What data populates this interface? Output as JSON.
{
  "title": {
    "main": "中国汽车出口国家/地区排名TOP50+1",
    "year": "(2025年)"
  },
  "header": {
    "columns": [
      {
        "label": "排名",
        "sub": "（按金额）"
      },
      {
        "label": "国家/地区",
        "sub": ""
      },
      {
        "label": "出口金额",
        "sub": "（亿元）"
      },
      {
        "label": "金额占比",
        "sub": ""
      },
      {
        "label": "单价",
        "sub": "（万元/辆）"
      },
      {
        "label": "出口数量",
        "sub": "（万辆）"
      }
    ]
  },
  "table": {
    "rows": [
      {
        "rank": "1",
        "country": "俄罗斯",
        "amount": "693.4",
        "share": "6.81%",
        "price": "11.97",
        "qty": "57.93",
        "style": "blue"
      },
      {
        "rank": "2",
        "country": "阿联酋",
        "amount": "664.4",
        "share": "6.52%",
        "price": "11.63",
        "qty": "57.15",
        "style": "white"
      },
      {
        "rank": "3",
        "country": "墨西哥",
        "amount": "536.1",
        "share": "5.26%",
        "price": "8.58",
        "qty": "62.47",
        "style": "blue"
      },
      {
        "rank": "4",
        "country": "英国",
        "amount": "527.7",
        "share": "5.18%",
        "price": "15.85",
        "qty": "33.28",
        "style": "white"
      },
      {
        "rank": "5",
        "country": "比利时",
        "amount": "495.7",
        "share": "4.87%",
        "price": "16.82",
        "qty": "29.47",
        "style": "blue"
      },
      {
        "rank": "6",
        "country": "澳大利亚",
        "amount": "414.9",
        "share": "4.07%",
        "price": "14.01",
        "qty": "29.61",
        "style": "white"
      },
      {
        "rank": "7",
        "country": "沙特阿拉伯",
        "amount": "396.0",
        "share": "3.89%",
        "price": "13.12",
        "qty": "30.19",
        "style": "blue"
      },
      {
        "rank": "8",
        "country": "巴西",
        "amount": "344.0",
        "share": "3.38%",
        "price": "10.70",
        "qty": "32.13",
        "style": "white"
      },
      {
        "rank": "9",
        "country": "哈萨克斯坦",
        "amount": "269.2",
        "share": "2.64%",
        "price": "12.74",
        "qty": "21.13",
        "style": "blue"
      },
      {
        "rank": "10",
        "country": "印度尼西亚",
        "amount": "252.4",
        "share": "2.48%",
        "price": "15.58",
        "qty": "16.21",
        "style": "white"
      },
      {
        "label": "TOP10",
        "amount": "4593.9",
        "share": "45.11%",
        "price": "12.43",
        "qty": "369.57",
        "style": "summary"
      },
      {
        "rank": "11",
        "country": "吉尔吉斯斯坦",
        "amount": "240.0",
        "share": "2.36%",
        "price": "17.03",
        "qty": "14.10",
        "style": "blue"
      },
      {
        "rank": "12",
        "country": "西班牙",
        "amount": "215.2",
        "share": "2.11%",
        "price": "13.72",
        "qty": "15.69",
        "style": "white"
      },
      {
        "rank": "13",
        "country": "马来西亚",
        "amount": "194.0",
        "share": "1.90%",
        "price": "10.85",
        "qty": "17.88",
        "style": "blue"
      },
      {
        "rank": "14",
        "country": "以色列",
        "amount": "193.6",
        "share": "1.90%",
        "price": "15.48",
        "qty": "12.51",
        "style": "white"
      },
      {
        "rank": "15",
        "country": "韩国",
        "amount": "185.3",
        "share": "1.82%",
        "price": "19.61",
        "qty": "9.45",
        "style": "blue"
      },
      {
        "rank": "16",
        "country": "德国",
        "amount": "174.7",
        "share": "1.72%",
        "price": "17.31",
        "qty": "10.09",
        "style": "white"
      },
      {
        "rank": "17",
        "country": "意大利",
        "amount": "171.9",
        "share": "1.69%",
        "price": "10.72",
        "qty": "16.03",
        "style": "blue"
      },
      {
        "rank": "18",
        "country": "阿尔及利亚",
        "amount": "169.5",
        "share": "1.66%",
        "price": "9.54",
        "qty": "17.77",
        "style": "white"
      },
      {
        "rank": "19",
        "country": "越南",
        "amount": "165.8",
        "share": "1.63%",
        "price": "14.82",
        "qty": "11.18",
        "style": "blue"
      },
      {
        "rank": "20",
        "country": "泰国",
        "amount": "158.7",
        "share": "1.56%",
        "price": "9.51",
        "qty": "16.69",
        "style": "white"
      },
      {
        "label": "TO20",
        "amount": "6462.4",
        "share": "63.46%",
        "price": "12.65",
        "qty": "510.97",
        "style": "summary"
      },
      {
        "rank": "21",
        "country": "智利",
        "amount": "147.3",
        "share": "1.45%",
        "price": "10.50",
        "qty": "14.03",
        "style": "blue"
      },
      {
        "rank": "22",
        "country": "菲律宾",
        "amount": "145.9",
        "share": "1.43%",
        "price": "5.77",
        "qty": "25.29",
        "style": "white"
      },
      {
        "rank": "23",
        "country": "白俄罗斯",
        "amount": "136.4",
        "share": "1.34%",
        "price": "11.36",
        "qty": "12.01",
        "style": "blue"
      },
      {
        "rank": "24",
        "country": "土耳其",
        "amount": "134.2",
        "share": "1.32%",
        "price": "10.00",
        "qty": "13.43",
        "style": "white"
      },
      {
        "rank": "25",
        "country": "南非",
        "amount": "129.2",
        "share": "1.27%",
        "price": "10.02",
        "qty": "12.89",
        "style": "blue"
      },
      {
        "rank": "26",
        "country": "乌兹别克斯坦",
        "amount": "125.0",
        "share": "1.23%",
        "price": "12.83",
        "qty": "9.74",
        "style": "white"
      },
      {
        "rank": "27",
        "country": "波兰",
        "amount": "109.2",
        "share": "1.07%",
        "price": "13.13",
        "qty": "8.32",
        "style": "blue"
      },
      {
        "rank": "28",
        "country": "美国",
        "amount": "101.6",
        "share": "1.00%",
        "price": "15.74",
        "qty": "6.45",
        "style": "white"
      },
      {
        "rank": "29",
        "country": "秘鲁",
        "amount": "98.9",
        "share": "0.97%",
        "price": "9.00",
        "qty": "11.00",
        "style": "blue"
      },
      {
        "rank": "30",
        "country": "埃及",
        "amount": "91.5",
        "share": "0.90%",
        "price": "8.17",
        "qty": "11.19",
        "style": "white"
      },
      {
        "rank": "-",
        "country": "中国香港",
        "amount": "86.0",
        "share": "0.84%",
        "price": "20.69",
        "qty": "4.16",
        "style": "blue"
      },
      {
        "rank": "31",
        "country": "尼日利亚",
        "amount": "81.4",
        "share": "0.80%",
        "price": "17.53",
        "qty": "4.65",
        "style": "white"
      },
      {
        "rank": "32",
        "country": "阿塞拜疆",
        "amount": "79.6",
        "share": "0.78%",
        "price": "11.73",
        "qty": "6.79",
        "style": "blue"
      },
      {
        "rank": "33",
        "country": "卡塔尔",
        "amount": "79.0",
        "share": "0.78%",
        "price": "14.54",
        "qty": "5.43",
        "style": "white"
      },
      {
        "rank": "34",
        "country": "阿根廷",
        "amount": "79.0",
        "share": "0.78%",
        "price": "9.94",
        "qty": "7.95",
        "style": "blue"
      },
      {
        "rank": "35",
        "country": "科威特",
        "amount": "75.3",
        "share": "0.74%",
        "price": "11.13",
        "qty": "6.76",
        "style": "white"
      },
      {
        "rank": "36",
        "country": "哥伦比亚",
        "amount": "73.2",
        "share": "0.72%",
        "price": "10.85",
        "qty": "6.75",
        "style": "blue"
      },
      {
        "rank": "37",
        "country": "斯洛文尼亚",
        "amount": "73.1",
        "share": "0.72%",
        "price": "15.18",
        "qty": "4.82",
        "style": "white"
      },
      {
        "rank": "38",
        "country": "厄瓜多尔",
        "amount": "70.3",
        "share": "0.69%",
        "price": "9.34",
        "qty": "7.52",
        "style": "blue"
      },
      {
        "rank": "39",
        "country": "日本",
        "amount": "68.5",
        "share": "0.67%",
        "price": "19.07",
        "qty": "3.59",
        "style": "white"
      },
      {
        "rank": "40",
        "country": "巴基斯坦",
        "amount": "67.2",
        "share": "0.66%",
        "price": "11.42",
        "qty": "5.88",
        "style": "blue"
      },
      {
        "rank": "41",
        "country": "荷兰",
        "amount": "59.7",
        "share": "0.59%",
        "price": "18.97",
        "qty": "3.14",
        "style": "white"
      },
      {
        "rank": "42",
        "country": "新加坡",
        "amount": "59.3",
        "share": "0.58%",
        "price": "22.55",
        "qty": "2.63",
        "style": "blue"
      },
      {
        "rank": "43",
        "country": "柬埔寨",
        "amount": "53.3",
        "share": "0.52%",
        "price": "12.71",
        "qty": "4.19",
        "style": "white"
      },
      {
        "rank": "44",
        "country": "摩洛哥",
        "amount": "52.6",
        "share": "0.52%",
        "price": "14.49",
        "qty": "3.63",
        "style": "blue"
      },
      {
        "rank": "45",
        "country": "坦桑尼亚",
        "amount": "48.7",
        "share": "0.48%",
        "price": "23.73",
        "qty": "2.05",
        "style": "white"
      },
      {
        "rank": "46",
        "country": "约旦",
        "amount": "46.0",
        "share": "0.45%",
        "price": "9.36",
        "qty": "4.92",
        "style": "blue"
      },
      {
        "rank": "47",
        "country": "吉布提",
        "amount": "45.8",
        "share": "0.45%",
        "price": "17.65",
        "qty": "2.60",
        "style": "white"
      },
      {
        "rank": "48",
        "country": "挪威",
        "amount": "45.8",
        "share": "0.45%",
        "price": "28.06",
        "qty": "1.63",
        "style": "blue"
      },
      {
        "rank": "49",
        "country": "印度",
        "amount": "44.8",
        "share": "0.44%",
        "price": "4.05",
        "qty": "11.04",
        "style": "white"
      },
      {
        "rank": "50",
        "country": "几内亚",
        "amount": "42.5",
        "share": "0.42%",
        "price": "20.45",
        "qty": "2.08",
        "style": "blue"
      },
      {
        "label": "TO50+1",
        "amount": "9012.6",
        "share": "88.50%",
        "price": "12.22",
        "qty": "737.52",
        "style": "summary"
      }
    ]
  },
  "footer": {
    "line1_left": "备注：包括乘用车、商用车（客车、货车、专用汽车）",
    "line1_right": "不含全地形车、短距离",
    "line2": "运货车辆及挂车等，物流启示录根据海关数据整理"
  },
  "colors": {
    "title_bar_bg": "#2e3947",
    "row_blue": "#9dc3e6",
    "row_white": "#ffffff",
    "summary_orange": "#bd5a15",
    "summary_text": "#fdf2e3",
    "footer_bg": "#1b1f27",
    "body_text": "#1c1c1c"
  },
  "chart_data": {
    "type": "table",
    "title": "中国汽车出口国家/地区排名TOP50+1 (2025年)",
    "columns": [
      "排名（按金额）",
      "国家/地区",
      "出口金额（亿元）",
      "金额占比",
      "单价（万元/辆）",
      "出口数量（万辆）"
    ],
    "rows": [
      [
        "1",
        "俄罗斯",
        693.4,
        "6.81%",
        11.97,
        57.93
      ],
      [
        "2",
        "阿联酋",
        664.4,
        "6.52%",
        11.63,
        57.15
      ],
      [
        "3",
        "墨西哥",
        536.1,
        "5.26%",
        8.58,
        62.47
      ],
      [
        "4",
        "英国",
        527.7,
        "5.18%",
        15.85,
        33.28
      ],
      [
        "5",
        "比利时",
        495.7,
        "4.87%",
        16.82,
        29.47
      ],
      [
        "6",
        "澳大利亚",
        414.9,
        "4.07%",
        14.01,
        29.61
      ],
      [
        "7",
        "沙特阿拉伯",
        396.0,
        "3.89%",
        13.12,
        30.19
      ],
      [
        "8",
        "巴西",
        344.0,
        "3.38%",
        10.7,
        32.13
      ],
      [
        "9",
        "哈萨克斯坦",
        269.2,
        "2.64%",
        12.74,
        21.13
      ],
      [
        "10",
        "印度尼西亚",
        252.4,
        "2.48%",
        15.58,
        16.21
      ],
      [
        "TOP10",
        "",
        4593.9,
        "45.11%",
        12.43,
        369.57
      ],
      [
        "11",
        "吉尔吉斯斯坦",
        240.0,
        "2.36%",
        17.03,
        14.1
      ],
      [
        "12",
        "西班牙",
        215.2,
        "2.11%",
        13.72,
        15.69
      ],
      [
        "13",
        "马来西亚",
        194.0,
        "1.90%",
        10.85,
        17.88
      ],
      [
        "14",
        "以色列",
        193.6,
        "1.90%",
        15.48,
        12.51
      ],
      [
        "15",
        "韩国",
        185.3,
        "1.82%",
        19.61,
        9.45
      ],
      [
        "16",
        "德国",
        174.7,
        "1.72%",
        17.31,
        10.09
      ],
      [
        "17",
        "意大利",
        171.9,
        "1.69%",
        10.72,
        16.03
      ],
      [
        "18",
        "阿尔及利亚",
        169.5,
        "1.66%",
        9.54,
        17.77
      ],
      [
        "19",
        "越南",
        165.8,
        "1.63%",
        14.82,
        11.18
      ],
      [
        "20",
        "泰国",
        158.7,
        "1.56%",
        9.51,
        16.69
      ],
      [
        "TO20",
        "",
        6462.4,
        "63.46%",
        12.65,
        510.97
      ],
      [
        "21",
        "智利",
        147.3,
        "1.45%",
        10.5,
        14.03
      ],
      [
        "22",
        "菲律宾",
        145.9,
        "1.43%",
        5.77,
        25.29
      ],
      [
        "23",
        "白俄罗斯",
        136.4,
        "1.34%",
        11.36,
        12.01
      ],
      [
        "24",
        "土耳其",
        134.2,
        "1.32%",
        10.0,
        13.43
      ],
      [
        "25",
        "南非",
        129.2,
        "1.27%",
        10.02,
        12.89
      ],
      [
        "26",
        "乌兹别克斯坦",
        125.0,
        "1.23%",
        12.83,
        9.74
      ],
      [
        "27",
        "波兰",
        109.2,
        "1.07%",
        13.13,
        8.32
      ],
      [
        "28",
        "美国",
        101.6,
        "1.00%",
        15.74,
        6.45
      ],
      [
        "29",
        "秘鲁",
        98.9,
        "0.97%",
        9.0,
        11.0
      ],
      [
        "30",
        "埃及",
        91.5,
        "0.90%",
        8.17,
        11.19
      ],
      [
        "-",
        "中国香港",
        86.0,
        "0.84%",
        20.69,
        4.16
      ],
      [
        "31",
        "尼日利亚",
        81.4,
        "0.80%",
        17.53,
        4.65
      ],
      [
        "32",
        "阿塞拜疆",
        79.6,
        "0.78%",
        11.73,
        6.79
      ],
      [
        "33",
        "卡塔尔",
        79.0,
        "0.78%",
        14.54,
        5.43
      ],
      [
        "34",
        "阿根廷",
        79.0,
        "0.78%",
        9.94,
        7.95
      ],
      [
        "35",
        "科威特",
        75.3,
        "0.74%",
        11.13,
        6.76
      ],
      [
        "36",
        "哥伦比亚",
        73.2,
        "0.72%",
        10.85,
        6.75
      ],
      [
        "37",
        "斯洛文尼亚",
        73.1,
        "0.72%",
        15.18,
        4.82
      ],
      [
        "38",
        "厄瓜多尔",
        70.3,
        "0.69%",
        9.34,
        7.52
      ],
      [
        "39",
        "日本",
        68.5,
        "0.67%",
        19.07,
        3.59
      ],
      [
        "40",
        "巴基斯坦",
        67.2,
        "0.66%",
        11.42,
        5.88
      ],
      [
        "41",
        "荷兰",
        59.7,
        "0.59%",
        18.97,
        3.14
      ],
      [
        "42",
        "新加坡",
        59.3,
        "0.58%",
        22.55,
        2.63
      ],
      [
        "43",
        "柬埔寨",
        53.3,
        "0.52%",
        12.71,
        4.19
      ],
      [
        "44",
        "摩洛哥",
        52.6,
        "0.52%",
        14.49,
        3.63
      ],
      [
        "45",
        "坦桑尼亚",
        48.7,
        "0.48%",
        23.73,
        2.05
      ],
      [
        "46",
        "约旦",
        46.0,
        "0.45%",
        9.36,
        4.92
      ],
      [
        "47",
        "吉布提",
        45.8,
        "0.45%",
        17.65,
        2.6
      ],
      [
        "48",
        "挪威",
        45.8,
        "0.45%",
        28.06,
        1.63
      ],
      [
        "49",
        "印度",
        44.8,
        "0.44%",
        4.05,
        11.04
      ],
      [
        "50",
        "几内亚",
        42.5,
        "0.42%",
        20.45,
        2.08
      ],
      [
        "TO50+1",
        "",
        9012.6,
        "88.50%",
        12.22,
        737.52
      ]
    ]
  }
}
....
### WHAT THE EXERCISE ASKS
Pull out all lines of the data with the string "中国汽车出口国家".

### EXERCISE ANSWER
    "main": "中国汽车出口国家/地区排名TOP50+1",
    "title": "中国汽车出口国家/地区排名TOP50+1 (2025年)",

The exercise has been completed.